* _OBJECTIVE_
Find the word "Share" in the material below and gather every line that contains it.

* _RECORDS FOR PROCESSING_

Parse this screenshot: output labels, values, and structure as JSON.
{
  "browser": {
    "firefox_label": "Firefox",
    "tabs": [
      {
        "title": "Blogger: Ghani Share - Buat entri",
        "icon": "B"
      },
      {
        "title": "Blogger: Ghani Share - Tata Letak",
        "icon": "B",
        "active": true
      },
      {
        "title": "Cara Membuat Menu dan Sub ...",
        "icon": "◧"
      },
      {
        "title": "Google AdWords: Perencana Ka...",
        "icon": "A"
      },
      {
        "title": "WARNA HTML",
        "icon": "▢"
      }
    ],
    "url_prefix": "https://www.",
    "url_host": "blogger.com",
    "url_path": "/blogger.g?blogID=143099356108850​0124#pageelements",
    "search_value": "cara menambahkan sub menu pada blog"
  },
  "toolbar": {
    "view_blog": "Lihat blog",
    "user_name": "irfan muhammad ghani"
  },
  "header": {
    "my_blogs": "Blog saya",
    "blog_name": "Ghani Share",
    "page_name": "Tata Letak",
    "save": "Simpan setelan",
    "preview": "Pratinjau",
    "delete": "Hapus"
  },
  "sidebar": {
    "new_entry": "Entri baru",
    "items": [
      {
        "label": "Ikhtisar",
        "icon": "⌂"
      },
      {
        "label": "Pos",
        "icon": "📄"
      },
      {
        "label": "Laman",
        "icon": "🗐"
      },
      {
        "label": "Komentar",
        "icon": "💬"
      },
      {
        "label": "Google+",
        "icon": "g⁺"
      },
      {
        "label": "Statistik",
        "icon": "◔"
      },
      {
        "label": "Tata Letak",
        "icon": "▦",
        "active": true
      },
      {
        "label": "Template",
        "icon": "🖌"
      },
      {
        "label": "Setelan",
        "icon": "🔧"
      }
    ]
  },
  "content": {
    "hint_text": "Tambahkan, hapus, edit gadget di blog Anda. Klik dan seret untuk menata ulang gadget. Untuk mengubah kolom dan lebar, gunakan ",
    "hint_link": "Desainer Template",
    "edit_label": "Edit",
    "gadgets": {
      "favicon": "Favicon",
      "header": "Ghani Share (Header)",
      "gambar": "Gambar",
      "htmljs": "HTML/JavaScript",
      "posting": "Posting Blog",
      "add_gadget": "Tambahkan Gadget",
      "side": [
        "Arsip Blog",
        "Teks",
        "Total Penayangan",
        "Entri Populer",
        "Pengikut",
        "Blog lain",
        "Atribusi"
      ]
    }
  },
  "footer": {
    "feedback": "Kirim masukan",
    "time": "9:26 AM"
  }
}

* _THE RESULT_
        "title": "Blogger: Ghani Share - Buat entri",
        "title": "Blogger: Ghani Share - Tata Letak",
    "blog_name": "Ghani Share",
      "header": "Ghani Share (Header)",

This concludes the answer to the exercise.